Data entries
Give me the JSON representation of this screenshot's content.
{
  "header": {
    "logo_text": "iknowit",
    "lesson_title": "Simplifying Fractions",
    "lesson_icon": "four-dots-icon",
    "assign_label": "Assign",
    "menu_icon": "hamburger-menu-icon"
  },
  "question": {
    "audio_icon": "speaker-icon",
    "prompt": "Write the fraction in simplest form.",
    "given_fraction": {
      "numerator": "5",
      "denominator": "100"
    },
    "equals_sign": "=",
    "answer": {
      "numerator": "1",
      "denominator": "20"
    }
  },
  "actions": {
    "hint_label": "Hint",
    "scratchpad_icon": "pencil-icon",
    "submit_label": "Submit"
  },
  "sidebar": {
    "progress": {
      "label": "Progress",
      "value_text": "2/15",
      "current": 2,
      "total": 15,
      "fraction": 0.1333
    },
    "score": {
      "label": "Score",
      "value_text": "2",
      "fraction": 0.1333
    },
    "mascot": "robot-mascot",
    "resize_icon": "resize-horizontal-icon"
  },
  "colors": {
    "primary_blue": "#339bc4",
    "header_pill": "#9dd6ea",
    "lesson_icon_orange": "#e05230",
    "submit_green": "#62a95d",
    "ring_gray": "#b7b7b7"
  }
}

Exercise details
Above are the records; retype every one exactly.

Expected answer
Give me the JSON representation of this screenshot's content.
{
  "header": {
    "logo_text": "iknowit",
    "lesson_title": "Simplifying Fractions",
    "lesson_icon": "four-dots-icon",
    "assign_label": "Assign",
    "menu_icon": "hamburger-menu-icon"
  },
  "question": {
    "audio_icon": "speaker-icon",
    "prompt": "Write the fraction in simplest form.",
    "given_fraction": {
      "numerator": "5",
      "denominator": "100"
    },
    "equals_sign": "=",
    "answer": {
      "numerator": "1",
      "denominator": "20"
    }
  },
  "actions": {
    "hint_label": "Hint",
    "scratchpad_icon": "pencil-icon",
    "submit_label": "Submit"
  },
  "sidebar": {
    "progress": {
      "label": "Progress",
      "value_text": "2/15",
      "current": 2,
      "total": 15,
      "fraction": 0.1333
    },
    "score": {
      "label": "Score",
      "value_text": "2",
      "fraction": 0.1333
    },
    "mascot": "robot-mascot",
    "resize_icon": "resize-horizontal-icon"
  },
  "colors": {
    "primary_blue": "#339bc4",
    "header_pill": "#9dd6ea",
    "lesson_icon_orange": "#e05230",
    "submit_green": "#62a95d",
    "ring_gray": "#b7b7b7"
  }
}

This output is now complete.